Data provided:
——————

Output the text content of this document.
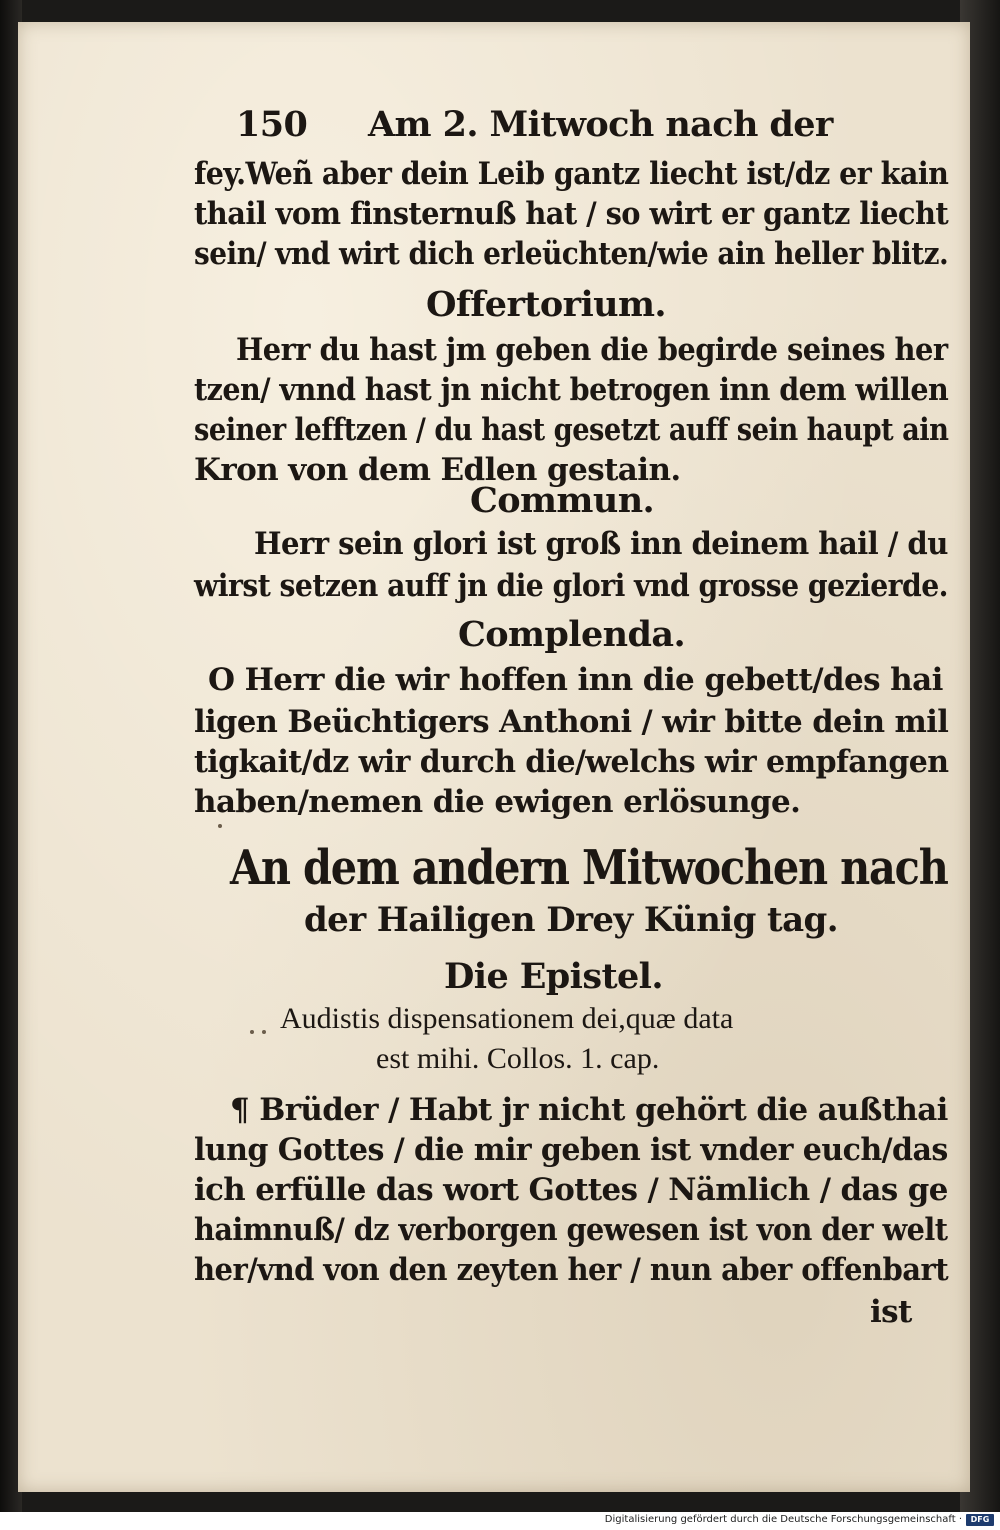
150 Am 2. Mitwoch nach der
fey.Weñ aber dein Leib gantz liecht ist/dz er kain
thail vom finsternuß hat / so wirt er gantz liecht
sein/ vnd wirt dich erleüchten/wie ain heller blitz.
Offertorium.
Herr du hast jm geben die begirde seines her
tzen/ vnnd hast jn nicht betrogen inn dem willen
seiner lefftzen / du hast gesetzt auff sein haupt ain
Kron von dem Edlen gestain.
Commun.
Herr sein glori ist groß inn deinem hail / du
wirst setzen auff jn die glori vnd grosse gezierde.
Complenda.
O Herr die wir hoffen inn die gebett/des hai
ligen Beüchtigers Anthoni / wir bitte dein mil
tigkait/dz wir durch die/welchs wir empfangen
haben/nemen die ewigen erlösunge.
An dem andern Mitwochen nach
der Hailigen Drey Künig tag.
Die Epistel.
Audistis dispensationem dei,quæ data
est mihi. Collos. 1. cap.
¶ Brüder / Habt jr nicht gehört die außthai
lung Gottes / die mir geben ist vnder euch/das
ich erfülle das wort Gottes / Nämlich / das ge
haimnuß/ dz verborgen gewesen ist von der welt
her/vnd von den zeyten her / nun aber offenbart
ist
Digitalisierung gefördert durch die Deutsche Forschungsgemeinschaft ·	DFG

——————

Problem to work on: List each line in the listing that contains the string "hast".

Output for this task:
Herr du hast jm geben die begirde seines her
tzen/ vnnd hast jn nicht betrogen inn dem willen
seiner lefftzen / du hast gesetzt auff sein haupt ain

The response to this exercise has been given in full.